TO DO:
Each line should be copied exactly.

RECORDS FOR THE TASK:
◆ ◆ ◆ ◆
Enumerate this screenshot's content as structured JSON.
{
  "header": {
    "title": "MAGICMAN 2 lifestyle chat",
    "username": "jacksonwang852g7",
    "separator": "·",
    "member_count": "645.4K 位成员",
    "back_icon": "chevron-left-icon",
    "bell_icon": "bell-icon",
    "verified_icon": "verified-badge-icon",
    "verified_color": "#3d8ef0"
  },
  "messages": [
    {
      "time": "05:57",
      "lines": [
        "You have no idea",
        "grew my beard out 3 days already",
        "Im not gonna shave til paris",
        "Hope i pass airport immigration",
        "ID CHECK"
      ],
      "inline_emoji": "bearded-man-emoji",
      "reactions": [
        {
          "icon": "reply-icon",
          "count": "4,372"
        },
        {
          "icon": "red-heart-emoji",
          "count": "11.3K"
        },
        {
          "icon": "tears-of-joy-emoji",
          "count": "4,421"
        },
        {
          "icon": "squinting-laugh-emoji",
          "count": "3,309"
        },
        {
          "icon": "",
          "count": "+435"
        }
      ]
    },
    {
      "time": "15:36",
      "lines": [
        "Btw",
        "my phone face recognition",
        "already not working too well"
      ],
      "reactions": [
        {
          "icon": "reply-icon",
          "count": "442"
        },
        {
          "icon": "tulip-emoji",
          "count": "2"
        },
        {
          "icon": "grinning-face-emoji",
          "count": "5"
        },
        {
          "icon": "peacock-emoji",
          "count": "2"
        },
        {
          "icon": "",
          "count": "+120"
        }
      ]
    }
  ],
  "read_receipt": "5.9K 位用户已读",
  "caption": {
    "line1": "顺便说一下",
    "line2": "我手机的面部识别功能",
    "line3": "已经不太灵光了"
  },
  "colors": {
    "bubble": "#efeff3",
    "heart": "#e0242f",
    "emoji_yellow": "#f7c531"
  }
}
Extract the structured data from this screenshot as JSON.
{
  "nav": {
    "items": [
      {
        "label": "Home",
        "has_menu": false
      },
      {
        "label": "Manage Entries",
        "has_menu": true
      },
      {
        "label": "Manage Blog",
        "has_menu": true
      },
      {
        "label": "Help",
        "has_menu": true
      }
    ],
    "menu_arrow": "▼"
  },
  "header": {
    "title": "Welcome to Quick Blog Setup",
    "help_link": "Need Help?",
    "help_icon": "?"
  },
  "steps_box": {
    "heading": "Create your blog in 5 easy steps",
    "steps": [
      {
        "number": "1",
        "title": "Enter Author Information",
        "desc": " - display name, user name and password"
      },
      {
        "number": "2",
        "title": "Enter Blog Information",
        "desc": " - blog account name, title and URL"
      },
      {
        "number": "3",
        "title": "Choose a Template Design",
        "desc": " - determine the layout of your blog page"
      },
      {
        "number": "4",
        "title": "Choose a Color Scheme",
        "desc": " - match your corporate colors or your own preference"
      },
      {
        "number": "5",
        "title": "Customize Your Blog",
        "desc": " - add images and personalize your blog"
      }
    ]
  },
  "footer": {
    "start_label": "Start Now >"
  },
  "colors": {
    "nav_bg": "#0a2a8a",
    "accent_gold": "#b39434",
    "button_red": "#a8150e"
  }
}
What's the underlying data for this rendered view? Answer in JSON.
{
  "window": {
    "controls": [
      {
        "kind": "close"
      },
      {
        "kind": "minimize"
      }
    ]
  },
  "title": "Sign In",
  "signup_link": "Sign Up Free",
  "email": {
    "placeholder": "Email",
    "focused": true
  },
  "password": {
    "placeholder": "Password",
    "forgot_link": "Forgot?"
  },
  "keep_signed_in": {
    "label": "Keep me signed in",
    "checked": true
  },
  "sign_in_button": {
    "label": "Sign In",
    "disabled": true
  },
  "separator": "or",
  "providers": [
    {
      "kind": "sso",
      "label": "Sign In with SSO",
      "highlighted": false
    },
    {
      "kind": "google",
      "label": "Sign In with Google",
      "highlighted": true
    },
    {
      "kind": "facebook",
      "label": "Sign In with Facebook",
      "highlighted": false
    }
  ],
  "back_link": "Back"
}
◆ ◆ ◆ ◆
SOLUTION:
Enumerate this screenshot's content as structured JSON.
{
  "header": {
    "title": "MAGICMAN 2 lifestyle chat",
    "username": "jacksonwang852g7",
    "separator": "·",
    "member_count": "645.4K 位成员",
    "back_icon": "chevron-left-icon",
    "bell_icon": "bell-icon",
    "verified_icon": "verified-badge-icon",
    "verified_color": "#3d8ef0"
  },
  "messages": [
    {
      "time": "05:57",
      "lines": [
        "You have no idea",
        "grew my beard out 3 days already",
        "Im not gonna shave til paris",
        "Hope i pass airport immigration",
        "ID CHECK"
      ],
      "inline_emoji": "bearded-man-emoji",
      "reactions": [
        {
          "icon": "reply-icon",
          "count": "4,372"
        },
        {
          "icon": "red-heart-emoji",
          "count": "11.3K"
        },
        {
          "icon": "tears-of-joy-emoji",
          "count": "4,421"
        },
        {
          "icon": "squinting-laugh-emoji",
          "count": "3,309"
        },
        {
          "icon": "",
          "count": "+435"
        }
      ]
    },
    {
      "time": "15:36",
      "lines": [
        "Btw",
        "my phone face recognition",
        "already not working too well"
      ],
      "reactions": [
        {
          "icon": "reply-icon",
          "count": "442"
        },
        {
          "icon": "tulip-emoji",
          "count": "2"
        },
        {
          "icon": "grinning-face-emoji",
          "count": "5"
        },
        {
          "icon": "peacock-emoji",
          "count": "2"
        },
        {
          "icon": "",
          "count": "+120"
        }
      ]
    }
  ],
  "read_receipt": "5.9K 位用户已读",
  "caption": {
    "line1": "顺便说一下",
    "line2": "我手机的面部识别功能",
    "line3": "已经不太灵光了"
  },
  "colors": {
    "bubble": "#efeff3",
    "heart": "#e0242f",
    "emoji_yellow": "#f7c531"
  }
}
Extract the structured data from this screenshot as JSON.
{
  "nav": {
    "items": [
      {
        "label": "Home",
        "has_menu": false
      },
      {
        "label": "Manage Entries",
        "has_menu": true
      },
      {
        "label": "Manage Blog",
        "has_menu": true
      },
      {
        "label": "Help",
        "has_menu": true
      }
    ],
    "menu_arrow": "▼"
  },
  "header": {
    "title": "Welcome to Quick Blog Setup",
    "help_link": "Need Help?",
    "help_icon": "?"
  },
  "steps_box": {
    "heading": "Create your blog in 5 easy steps",
    "steps": [
      {
        "number": "1",
        "title": "Enter Author Information",
        "desc": " - display name, user name and password"
      },
      {
        "number": "2",
        "title": "Enter Blog Information",
        "desc": " - blog account name, title and URL"
      },
      {
        "number": "3",
        "title": "Choose a Template Design",
        "desc": " - determine the layout of your blog page"
      },
      {
        "number": "4",
        "title": "Choose a Color Scheme",
        "desc": " - match your corporate colors or your own preference"
      },
      {
        "number": "5",
        "title": "Customize Your Blog",
        "desc": " - add images and personalize your blog"
      }
    ]
  },
  "footer": {
    "start_label": "Start Now >"
  },
  "colors": {
    "nav_bg": "#0a2a8a",
    "accent_gold": "#b39434",
    "button_red": "#a8150e"
  }
}
What's the underlying data for this rendered view? Answer in JSON.
{
  "window": {
    "controls": [
      {
        "kind": "close"
      },
      {
        "kind": "minimize"
      }
    ]
  },
  "title": "Sign In",
  "signup_link": "Sign Up Free",
  "email": {
    "placeholder": "Email",
    "focused": true
  },
  "password": {
    "placeholder": "Password",
    "forgot_link": "Forgot?"
  },
  "keep_signed_in": {
    "label": "Keep me signed in",
    "checked": true
  },
  "sign_in_button": {
    "label": "Sign In",
    "disabled": true
  },
  "separator": "or",
  "providers": [
    {
      "kind": "sso",
      "label": "Sign In with SSO",
      "highlighted": false
    },
    {
      "kind": "google",
      "label": "Sign In with Google",
      "highlighted": true
    },
    {
      "kind": "facebook",
      "label": "Sign In with Facebook",
      "highlighted": false
    }
  ],
  "back_link": "Back"
}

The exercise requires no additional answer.